» **EXERCISE AIM**: Each entry must appear again exactly as it does in the source.

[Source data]
----
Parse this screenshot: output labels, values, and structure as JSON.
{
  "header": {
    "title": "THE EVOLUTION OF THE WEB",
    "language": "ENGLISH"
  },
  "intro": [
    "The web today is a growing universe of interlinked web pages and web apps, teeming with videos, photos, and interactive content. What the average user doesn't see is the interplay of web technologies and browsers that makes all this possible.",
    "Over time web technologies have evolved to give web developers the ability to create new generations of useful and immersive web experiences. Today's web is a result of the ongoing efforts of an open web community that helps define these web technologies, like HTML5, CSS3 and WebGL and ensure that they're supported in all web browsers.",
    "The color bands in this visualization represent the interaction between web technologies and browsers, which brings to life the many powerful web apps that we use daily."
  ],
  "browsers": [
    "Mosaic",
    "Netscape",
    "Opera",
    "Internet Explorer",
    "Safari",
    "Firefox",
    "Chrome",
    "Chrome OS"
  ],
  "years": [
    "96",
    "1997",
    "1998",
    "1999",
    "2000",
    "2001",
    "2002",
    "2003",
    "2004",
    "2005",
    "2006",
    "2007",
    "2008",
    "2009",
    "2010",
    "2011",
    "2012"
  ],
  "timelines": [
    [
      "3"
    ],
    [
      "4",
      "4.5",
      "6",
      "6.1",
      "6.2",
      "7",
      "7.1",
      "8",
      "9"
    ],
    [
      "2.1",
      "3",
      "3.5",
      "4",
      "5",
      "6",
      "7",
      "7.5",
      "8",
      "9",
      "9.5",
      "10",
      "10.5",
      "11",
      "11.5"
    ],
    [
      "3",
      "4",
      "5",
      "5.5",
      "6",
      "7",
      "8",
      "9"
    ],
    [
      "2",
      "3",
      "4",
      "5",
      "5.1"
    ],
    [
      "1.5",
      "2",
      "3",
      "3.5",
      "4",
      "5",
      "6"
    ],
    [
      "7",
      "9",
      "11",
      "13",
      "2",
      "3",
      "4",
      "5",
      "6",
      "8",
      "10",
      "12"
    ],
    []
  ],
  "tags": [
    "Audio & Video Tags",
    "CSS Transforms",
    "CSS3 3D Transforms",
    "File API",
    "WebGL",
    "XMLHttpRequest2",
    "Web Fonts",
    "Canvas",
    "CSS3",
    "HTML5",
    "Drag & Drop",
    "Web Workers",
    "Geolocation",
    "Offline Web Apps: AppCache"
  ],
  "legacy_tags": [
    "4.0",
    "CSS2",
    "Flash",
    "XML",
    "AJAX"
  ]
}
----
» **SOLVED PROBLEM**:
Parse this screenshot: output labels, values, and structure as JSON.
{
  "header": {
    "title": "THE EVOLUTION OF THE WEB",
    "language": "ENGLISH"
  },
  "intro": [
    "The web today is a growing universe of interlinked web pages and web apps, teeming with videos, photos, and interactive content. What the average user doesn't see is the interplay of web technologies and browsers that makes all this possible.",
    "Over time web technologies have evolved to give web developers the ability to create new generations of useful and immersive web experiences. Today's web is a result of the ongoing efforts of an open web community that helps define these web technologies, like HTML5, CSS3 and WebGL and ensure that they're supported in all web browsers.",
    "The color bands in this visualization represent the interaction between web technologies and browsers, which brings to life the many powerful web apps that we use daily."
  ],
  "browsers": [
    "Mosaic",
    "Netscape",
    "Opera",
    "Internet Explorer",
    "Safari",
    "Firefox",
    "Chrome",
    "Chrome OS"
  ],
  "years": [
    "96",
    "1997",
    "1998",
    "1999",
    "2000",
    "2001",
    "2002",
    "2003",
    "2004",
    "2005",
    "2006",
    "2007",
    "2008",
    "2009",
    "2010",
    "2011",
    "2012"
  ],
  "timelines": [
    [
      "3"
    ],
    [
      "4",
      "4.5",
      "6",
      "6.1",
      "6.2",
      "7",
      "7.1",
      "8",
      "9"
    ],
    [
      "2.1",
      "3",
      "3.5",
      "4",
      "5",
      "6",
      "7",
      "7.5",
      "8",
      "9",
      "9.5",
      "10",
      "10.5",
      "11",
      "11.5"
    ],
    [
      "3",
      "4",
      "5",
      "5.5",
      "6",
      "7",
      "8",
      "9"
    ],
    [
      "2",
      "3",
      "4",
      "5",
      "5.1"
    ],
    [
      "1.5",
      "2",
      "3",
      "3.5",
      "4",
      "5",
      "6"
    ],
    [
      "7",
      "9",
      "11",
      "13",
      "2",
      "3",
      "4",
      "5",
      "6",
      "8",
      "10",
      "12"
    ],
    []
  ],
  "tags": [
    "Audio & Video Tags",
    "CSS Transforms",
    "CSS3 3D Transforms",
    "File API",
    "WebGL",
    "XMLHttpRequest2",
    "Web Fonts",
    "Canvas",
    "CSS3",
    "HTML5",
    "Drag & Drop",
    "Web Workers",
    "Geolocation",
    "Offline Web Apps: AppCache"
  ],
  "legacy_tags": [
    "4.0",
    "CSS2",
    "Flash",
    "XML",
    "AJAX"
  ]
}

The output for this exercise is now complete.